What the exercise asks: Quote the records below in full, exactly as given, with the images taken out.
<<<<
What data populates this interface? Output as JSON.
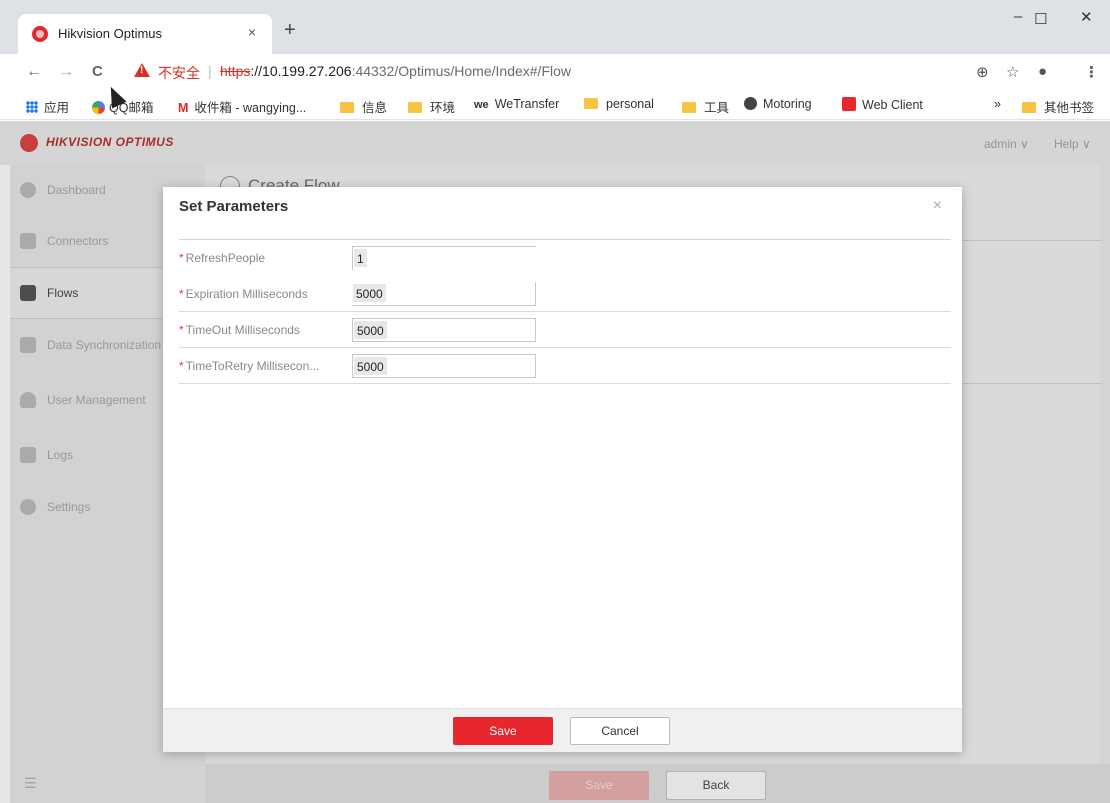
{
  "browser": {
    "tab_title": "Hikvision Optimus",
    "tab_close": "×",
    "new_tab": "+",
    "window_controls": {
      "minimize": "–",
      "maximize": "☐",
      "close": "✕"
    },
    "nav": {
      "back": "←",
      "forward": "→",
      "reload": "C"
    },
    "security_label": "不安全",
    "url_scheme": "https",
    "url_host": "://10.199.27.206",
    "url_rest": ":44332/Optimus/Home/Index#/Flow",
    "zoom_icon": "search-zoom-icon",
    "bookmarks": [
      {
        "label": "应用",
        "icon": "apps-grid-icon"
      },
      {
        "label": "QQ邮箱",
        "icon": "qq-mail-icon"
      },
      {
        "label": "收件箱 - wangying...",
        "icon": "gmail-icon"
      },
      {
        "label": "信息",
        "icon": "folder-icon"
      },
      {
        "label": "环境",
        "icon": "folder-icon"
      },
      {
        "label": "WeTransfer",
        "icon": "wetransfer-icon"
      },
      {
        "label": "personal",
        "icon": "folder-icon"
      },
      {
        "label": "工具",
        "icon": "folder-icon"
      },
      {
        "label": "Motoring",
        "icon": "globe-icon"
      },
      {
        "label": "Web Client",
        "icon": "webclient-icon"
      }
    ],
    "bookmarks_overflow": "»",
    "other_bookmarks": "其他书签"
  },
  "app": {
    "logo_text": "HIKVISION OPTIMUS",
    "user_menu": "admin ∨",
    "help_menu": "Help ∨",
    "sidebar": [
      {
        "label": "Dashboard",
        "icon": "dashboard-icon"
      },
      {
        "label": "Connectors",
        "icon": "connectors-icon"
      },
      {
        "label": "Flows",
        "icon": "flows-icon",
        "active": true
      },
      {
        "label": "Data Synchronization",
        "icon": "data-sync-icon"
      },
      {
        "label": "User Management",
        "icon": "user-icon"
      },
      {
        "label": "Logs",
        "icon": "logs-icon"
      },
      {
        "label": "Settings",
        "icon": "gear-icon"
      }
    ],
    "sidebar_footer": "☰",
    "page_title": "Create Flow",
    "footer_save": "Save",
    "footer_back": "Back"
  },
  "modal": {
    "title": "Set Parameters",
    "close": "×",
    "params": [
      {
        "label": "RefreshPeople",
        "value": "1"
      },
      {
        "label": "Expiration Milliseconds",
        "value": "5000"
      },
      {
        "label": "TimeOut Milliseconds",
        "value": "5000"
      },
      {
        "label": "TimeToRetry Millisecon...",
        "value": "5000"
      }
    ],
    "required_mark": "*",
    "save_label": "Save",
    "cancel_label": "Cancel"
  },
  "colors": {
    "accent": "#e8262d",
    "insecure": "#d93025",
    "bookmark_folder": "#f6c342"
  }
}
>>>>
Solution to this problem:
What data populates this interface? Output as JSON.
{
  "browser": {
    "tab_title": "Hikvision Optimus",
    "tab_close": "×",
    "new_tab": "+",
    "window_controls": {
      "minimize": "–",
      "maximize": "☐",
      "close": "✕"
    },
    "nav": {
      "back": "←",
      "forward": "→",
      "reload": "C"
    },
    "security_label": "不安全",
    "url_scheme": "https",
    "url_host": "://10.199.27.206",
    "url_rest": ":44332/Optimus/Home/Index#/Flow",
    "zoom_icon": "search-zoom-icon",
    "bookmarks": [
      {
        "label": "应用",
        "icon": "apps-grid-icon"
      },
      {
        "label": "QQ邮箱",
        "icon": "qq-mail-icon"
      },
      {
        "label": "收件箱 - wangying...",
        "icon": "gmail-icon"
      },
      {
        "label": "信息",
        "icon": "folder-icon"
      },
      {
        "label": "环境",
        "icon": "folder-icon"
      },
      {
        "label": "WeTransfer",
        "icon": "wetransfer-icon"
      },
      {
        "label": "personal",
        "icon": "folder-icon"
      },
      {
        "label": "工具",
        "icon": "folder-icon"
      },
      {
        "label": "Motoring",
        "icon": "globe-icon"
      },
      {
        "label": "Web Client",
        "icon": "webclient-icon"
      }
    ],
    "bookmarks_overflow": "»",
    "other_bookmarks": "其他书签"
  },
  "app": {
    "logo_text": "HIKVISION OPTIMUS",
    "user_menu": "admin ∨",
    "help_menu": "Help ∨",
    "sidebar": [
      {
        "label": "Dashboard",
        "icon": "dashboard-icon"
      },
      {
        "label": "Connectors",
        "icon": "connectors-icon"
      },
      {
        "label": "Flows",
        "icon": "flows-icon",
        "active": true
      },
      {
        "label": "Data Synchronization",
        "icon": "data-sync-icon"
      },
      {
        "label": "User Management",
        "icon": "user-icon"
      },
      {
        "label": "Logs",
        "icon": "logs-icon"
      },
      {
        "label": "Settings",
        "icon": "gear-icon"
      }
    ],
    "sidebar_footer": "☰",
    "page_title": "Create Flow",
    "footer_save": "Save",
    "footer_back": "Back"
  },
  "modal": {
    "title": "Set Parameters",
    "close": "×",
    "params": [
      {
        "label": "RefreshPeople",
        "value": "1"
      },
      {
        "label": "Expiration Milliseconds",
        "value": "5000"
      },
      {
        "label": "TimeOut Milliseconds",
        "value": "5000"
      },
      {
        "label": "TimeToRetry Millisecon...",
        "value": "5000"
      }
    ],
    "required_mark": "*",
    "save_label": "Save",
    "cancel_label": "Cancel"
  },
  "colors": {
    "accent": "#e8262d",
    "insecure": "#d93025",
    "bookmark_folder": "#f6c342"
  }
}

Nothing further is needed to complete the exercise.